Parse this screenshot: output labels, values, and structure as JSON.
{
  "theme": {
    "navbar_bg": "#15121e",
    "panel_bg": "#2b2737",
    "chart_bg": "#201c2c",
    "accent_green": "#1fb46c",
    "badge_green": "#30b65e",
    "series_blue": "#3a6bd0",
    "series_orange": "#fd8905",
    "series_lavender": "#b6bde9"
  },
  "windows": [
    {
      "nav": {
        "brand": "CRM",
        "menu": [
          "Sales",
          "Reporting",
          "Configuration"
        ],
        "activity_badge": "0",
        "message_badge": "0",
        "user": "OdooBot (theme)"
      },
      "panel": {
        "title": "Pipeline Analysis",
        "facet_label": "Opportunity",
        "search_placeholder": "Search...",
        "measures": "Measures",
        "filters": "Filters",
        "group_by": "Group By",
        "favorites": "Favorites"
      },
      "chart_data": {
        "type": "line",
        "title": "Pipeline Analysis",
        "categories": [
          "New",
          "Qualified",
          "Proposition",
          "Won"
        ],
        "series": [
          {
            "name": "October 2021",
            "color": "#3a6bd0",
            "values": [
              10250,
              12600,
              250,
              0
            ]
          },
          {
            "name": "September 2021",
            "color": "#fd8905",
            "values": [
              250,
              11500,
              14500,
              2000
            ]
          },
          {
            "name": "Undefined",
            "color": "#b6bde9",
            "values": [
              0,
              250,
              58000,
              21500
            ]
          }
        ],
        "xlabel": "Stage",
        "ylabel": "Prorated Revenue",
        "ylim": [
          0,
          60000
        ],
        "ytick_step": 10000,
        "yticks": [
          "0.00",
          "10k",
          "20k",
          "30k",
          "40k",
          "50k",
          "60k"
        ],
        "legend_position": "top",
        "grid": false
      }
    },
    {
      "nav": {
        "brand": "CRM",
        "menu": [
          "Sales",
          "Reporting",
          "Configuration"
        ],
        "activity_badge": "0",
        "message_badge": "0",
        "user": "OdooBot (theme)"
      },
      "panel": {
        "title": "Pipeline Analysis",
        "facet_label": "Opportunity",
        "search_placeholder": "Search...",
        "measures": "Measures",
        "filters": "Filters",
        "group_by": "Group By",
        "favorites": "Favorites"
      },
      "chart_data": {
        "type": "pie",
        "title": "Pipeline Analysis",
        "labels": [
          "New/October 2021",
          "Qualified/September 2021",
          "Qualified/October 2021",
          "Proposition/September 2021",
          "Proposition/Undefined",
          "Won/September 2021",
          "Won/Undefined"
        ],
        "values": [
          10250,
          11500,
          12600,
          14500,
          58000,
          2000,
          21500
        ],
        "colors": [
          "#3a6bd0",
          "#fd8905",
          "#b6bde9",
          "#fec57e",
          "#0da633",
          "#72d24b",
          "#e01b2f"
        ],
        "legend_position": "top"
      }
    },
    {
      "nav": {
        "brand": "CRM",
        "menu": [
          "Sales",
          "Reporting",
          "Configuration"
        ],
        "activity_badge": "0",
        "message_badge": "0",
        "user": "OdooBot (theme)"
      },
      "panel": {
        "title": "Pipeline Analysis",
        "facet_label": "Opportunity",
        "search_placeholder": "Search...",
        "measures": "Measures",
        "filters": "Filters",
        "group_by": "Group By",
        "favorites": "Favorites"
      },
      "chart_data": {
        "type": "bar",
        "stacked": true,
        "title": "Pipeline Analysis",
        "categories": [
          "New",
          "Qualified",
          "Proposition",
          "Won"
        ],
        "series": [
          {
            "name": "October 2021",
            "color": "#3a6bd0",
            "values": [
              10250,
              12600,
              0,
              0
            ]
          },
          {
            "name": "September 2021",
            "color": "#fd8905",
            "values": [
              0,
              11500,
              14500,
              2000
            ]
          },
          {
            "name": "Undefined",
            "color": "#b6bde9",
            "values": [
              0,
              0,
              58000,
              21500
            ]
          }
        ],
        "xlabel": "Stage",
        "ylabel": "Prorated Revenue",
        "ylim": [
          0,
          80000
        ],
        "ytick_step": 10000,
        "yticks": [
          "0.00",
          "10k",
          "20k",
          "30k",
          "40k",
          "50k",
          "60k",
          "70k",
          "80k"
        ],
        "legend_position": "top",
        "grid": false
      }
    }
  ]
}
==========
§ Task prompt:
Could you reproduce every record above exactly as it appears?

§ Response below:
Parse this screenshot: output labels, values, and structure as JSON.
{
  "theme": {
    "navbar_bg": "#15121e",
    "panel_bg": "#2b2737",
    "chart_bg": "#201c2c",
    "accent_green": "#1fb46c",
    "badge_green": "#30b65e",
    "series_blue": "#3a6bd0",
    "series_orange": "#fd8905",
    "series_lavender": "#b6bde9"
  },
  "windows": [
    {
      "nav": {
        "brand": "CRM",
        "menu": [
          "Sales",
          "Reporting",
          "Configuration"
        ],
        "activity_badge": "0",
        "message_badge": "0",
        "user": "OdooBot (theme)"
      },
      "panel": {
        "title": "Pipeline Analysis",
        "facet_label": "Opportunity",
        "search_placeholder": "Search...",
        "measures": "Measures",
        "filters": "Filters",
        "group_by": "Group By",
        "favorites": "Favorites"
      },
      "chart_data": {
        "type": "line",
        "title": "Pipeline Analysis",
        "categories": [
          "New",
          "Qualified",
          "Proposition",
          "Won"
        ],
        "series": [
          {
            "name": "October 2021",
            "color": "#3a6bd0",
            "values": [
              10250,
              12600,
              250,
              0
            ]
          },
          {
            "name": "September 2021",
            "color": "#fd8905",
            "values": [
              250,
              11500,
              14500,
              2000
            ]
          },
          {
            "name": "Undefined",
            "color": "#b6bde9",
            "values": [
              0,
              250,
              58000,
              21500
            ]
          }
        ],
        "xlabel": "Stage",
        "ylabel": "Prorated Revenue",
        "ylim": [
          0,
          60000
        ],
        "ytick_step": 10000,
        "yticks": [
          "0.00",
          "10k",
          "20k",
          "30k",
          "40k",
          "50k",
          "60k"
        ],
        "legend_position": "top",
        "grid": false
      }
    },
    {
      "nav": {
        "brand": "CRM",
        "menu": [
          "Sales",
          "Reporting",
          "Configuration"
        ],
        "activity_badge": "0",
        "message_badge": "0",
        "user": "OdooBot (theme)"
      },
      "panel": {
        "title": "Pipeline Analysis",
        "facet_label": "Opportunity",
        "search_placeholder": "Search...",
        "measures": "Measures",
        "filters": "Filters",
        "group_by": "Group By",
        "favorites": "Favorites"
      },
      "chart_data": {
        "type": "pie",
        "title": "Pipeline Analysis",
        "labels": [
          "New/October 2021",
          "Qualified/September 2021",
          "Qualified/October 2021",
          "Proposition/September 2021",
          "Proposition/Undefined",
          "Won/September 2021",
          "Won/Undefined"
        ],
        "values": [
          10250,
          11500,
          12600,
          14500,
          58000,
          2000,
          21500
        ],
        "colors": [
          "#3a6bd0",
          "#fd8905",
          "#b6bde9",
          "#fec57e",
          "#0da633",
          "#72d24b",
          "#e01b2f"
        ],
        "legend_position": "top"
      }
    },
    {
      "nav": {
        "brand": "CRM",
        "menu": [
          "Sales",
          "Reporting",
          "Configuration"
        ],
        "activity_badge": "0",
        "message_badge": "0",
        "user": "OdooBot (theme)"
      },
      "panel": {
        "title": "Pipeline Analysis",
        "facet_label": "Opportunity",
        "search_placeholder": "Search...",
        "measures": "Measures",
        "filters": "Filters",
        "group_by": "Group By",
        "favorites": "Favorites"
      },
      "chart_data": {
        "type": "bar",
        "stacked": true,
        "title": "Pipeline Analysis",
        "categories": [
          "New",
          "Qualified",
          "Proposition",
          "Won"
        ],
        "series": [
          {
            "name": "October 2021",
            "color": "#3a6bd0",
            "values": [
              10250,
              12600,
              0,
              0
            ]
          },
          {
            "name": "September 2021",
            "color": "#fd8905",
            "values": [
              0,
              11500,
              14500,
              2000
            ]
          },
          {
            "name": "Undefined",
            "color": "#b6bde9",
            "values": [
              0,
              0,
              58000,
              21500
            ]
          }
        ],
        "xlabel": "Stage",
        "ylabel": "Prorated Revenue",
        "ylim": [
          0,
          80000
        ],
        "ytick_step": 10000,
        "yticks": [
          "0.00",
          "10k",
          "20k",
          "30k",
          "40k",
          "50k",
          "60k",
          "70k",
          "80k"
        ],
        "legend_position": "top",
        "grid": false
      }
    }
  ]
}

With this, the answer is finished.